JOB —
Transcribe all records exactly.
• • • •
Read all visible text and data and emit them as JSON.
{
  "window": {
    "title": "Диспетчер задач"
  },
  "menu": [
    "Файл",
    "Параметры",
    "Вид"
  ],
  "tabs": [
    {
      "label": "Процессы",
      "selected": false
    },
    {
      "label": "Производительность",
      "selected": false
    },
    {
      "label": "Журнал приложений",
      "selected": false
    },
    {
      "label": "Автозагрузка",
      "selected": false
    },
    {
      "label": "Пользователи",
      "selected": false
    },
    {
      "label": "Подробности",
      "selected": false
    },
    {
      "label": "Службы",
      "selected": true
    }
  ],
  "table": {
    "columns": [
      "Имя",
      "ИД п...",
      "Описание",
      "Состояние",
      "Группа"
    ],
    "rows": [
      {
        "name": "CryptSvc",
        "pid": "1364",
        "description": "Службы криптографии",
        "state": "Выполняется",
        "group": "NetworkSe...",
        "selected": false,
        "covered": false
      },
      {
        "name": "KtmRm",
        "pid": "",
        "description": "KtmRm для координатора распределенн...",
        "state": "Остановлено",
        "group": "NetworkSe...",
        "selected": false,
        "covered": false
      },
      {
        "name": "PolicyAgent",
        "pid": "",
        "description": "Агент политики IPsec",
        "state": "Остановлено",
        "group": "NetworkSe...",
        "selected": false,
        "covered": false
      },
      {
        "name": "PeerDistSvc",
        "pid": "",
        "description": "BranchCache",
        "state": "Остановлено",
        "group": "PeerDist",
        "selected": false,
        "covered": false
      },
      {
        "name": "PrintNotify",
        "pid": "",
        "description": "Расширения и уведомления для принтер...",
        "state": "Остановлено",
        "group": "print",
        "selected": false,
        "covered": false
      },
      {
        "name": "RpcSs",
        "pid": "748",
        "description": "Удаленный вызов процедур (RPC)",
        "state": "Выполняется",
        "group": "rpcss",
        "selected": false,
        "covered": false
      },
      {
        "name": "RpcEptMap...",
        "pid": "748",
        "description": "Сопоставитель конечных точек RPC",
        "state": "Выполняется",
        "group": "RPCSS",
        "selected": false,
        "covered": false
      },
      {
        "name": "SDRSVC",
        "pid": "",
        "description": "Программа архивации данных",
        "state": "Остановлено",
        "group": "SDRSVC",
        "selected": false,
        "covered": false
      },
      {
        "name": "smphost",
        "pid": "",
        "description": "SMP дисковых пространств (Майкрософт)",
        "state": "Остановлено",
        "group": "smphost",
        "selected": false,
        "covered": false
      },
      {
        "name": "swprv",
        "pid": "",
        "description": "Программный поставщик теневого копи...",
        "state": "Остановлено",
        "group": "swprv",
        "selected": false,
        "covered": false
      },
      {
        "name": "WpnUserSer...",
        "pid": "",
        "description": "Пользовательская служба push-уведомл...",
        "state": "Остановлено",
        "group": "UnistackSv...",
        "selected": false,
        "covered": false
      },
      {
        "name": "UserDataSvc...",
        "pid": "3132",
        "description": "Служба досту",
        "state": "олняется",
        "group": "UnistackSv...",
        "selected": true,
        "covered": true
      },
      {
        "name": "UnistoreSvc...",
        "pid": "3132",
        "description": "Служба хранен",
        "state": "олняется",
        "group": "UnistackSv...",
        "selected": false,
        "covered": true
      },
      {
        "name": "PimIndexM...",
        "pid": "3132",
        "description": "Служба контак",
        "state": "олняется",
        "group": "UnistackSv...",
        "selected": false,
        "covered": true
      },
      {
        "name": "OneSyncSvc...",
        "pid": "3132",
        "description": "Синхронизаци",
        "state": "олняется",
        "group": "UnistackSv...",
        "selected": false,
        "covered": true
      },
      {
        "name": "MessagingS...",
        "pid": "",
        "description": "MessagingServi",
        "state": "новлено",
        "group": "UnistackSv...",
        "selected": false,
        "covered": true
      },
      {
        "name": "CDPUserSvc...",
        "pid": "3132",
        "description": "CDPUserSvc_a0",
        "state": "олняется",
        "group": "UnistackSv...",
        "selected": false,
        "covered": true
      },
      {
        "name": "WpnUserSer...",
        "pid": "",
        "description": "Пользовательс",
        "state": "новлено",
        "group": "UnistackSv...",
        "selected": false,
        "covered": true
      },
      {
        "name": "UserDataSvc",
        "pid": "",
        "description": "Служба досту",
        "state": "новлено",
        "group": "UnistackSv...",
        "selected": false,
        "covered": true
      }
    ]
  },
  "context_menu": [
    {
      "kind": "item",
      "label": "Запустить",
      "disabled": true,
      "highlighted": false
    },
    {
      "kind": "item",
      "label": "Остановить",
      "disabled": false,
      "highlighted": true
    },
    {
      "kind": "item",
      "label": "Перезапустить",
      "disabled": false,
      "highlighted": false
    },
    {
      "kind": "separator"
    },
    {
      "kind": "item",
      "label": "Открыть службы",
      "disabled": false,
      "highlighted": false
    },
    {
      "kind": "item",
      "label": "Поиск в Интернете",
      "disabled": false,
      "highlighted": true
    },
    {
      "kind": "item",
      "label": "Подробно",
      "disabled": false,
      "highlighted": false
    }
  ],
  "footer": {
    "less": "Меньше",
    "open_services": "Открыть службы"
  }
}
• • • •
SOLUTION BELOW —
Read all visible text and data and emit them as JSON.
{
  "window": {
    "title": "Диспетчер задач"
  },
  "menu": [
    "Файл",
    "Параметры",
    "Вид"
  ],
  "tabs": [
    {
      "label": "Процессы",
      "selected": false
    },
    {
      "label": "Производительность",
      "selected": false
    },
    {
      "label": "Журнал приложений",
      "selected": false
    },
    {
      "label": "Автозагрузка",
      "selected": false
    },
    {
      "label": "Пользователи",
      "selected": false
    },
    {
      "label": "Подробности",
      "selected": false
    },
    {
      "label": "Службы",
      "selected": true
    }
  ],
  "table": {
    "columns": [
      "Имя",
      "ИД п...",
      "Описание",
      "Состояние",
      "Группа"
    ],
    "rows": [
      {
        "name": "CryptSvc",
        "pid": "1364",
        "description": "Службы криптографии",
        "state": "Выполняется",
        "group": "NetworkSe...",
        "selected": false,
        "covered": false
      },
      {
        "name": "KtmRm",
        "pid": "",
        "description": "KtmRm для координатора распределенн...",
        "state": "Остановлено",
        "group": "NetworkSe...",
        "selected": false,
        "covered": false
      },
      {
        "name": "PolicyAgent",
        "pid": "",
        "description": "Агент политики IPsec",
        "state": "Остановлено",
        "group": "NetworkSe...",
        "selected": false,
        "covered": false
      },
      {
        "name": "PeerDistSvc",
        "pid": "",
        "description": "BranchCache",
        "state": "Остановлено",
        "group": "PeerDist",
        "selected": false,
        "covered": false
      },
      {
        "name": "PrintNotify",
        "pid": "",
        "description": "Расширения и уведомления для принтер...",
        "state": "Остановлено",
        "group": "print",
        "selected": false,
        "covered": false
      },
      {
        "name": "RpcSs",
        "pid": "748",
        "description": "Удаленный вызов процедур (RPC)",
        "state": "Выполняется",
        "group": "rpcss",
        "selected": false,
        "covered": false
      },
      {
        "name": "RpcEptMap...",
        "pid": "748",
        "description": "Сопоставитель конечных точек RPC",
        "state": "Выполняется",
        "group": "RPCSS",
        "selected": false,
        "covered": false
      },
      {
        "name": "SDRSVC",
        "pid": "",
        "description": "Программа архивации данных",
        "state": "Остановлено",
        "group": "SDRSVC",
        "selected": false,
        "covered": false
      },
      {
        "name": "smphost",
        "pid": "",
        "description": "SMP дисковых пространств (Майкрософт)",
        "state": "Остановлено",
        "group": "smphost",
        "selected": false,
        "covered": false
      },
      {
        "name": "swprv",
        "pid": "",
        "description": "Программный поставщик теневого копи...",
        "state": "Остановлено",
        "group": "swprv",
        "selected": false,
        "covered": false
      },
      {
        "name": "WpnUserSer...",
        "pid": "",
        "description": "Пользовательская служба push-уведомл...",
        "state": "Остановлено",
        "group": "UnistackSv...",
        "selected": false,
        "covered": false
      },
      {
        "name": "UserDataSvc...",
        "pid": "3132",
        "description": "Служба досту",
        "state": "олняется",
        "group": "UnistackSv...",
        "selected": true,
        "covered": true
      },
      {
        "name": "UnistoreSvc...",
        "pid": "3132",
        "description": "Служба хранен",
        "state": "олняется",
        "group": "UnistackSv...",
        "selected": false,
        "covered": true
      },
      {
        "name": "PimIndexM...",
        "pid": "3132",
        "description": "Служба контак",
        "state": "олняется",
        "group": "UnistackSv...",
        "selected": false,
        "covered": true
      },
      {
        "name": "OneSyncSvc...",
        "pid": "3132",
        "description": "Синхронизаци",
        "state": "олняется",
        "group": "UnistackSv...",
        "selected": false,
        "covered": true
      },
      {
        "name": "MessagingS...",
        "pid": "",
        "description": "MessagingServi",
        "state": "новлено",
        "group": "UnistackSv...",
        "selected": false,
        "covered": true
      },
      {
        "name": "CDPUserSvc...",
        "pid": "3132",
        "description": "CDPUserSvc_a0",
        "state": "олняется",
        "group": "UnistackSv...",
        "selected": false,
        "covered": true
      },
      {
        "name": "WpnUserSer...",
        "pid": "",
        "description": "Пользовательс",
        "state": "новлено",
        "group": "UnistackSv...",
        "selected": false,
        "covered": true
      },
      {
        "name": "UserDataSvc",
        "pid": "",
        "description": "Служба досту",
        "state": "новлено",
        "group": "UnistackSv...",
        "selected": false,
        "covered": true
      }
    ]
  },
  "context_menu": [
    {
      "kind": "item",
      "label": "Запустить",
      "disabled": true,
      "highlighted": false
    },
    {
      "kind": "item",
      "label": "Остановить",
      "disabled": false,
      "highlighted": true
    },
    {
      "kind": "item",
      "label": "Перезапустить",
      "disabled": false,
      "highlighted": false
    },
    {
      "kind": "separator"
    },
    {
      "kind": "item",
      "label": "Открыть службы",
      "disabled": false,
      "highlighted": false
    },
    {
      "kind": "item",
      "label": "Поиск в Интернете",
      "disabled": false,
      "highlighted": true
    },
    {
      "kind": "item",
      "label": "Подробно",
      "disabled": false,
      "highlighted": false
    }
  ],
  "footer": {
    "less": "Меньше",
    "open_services": "Открыть службы"
  }
}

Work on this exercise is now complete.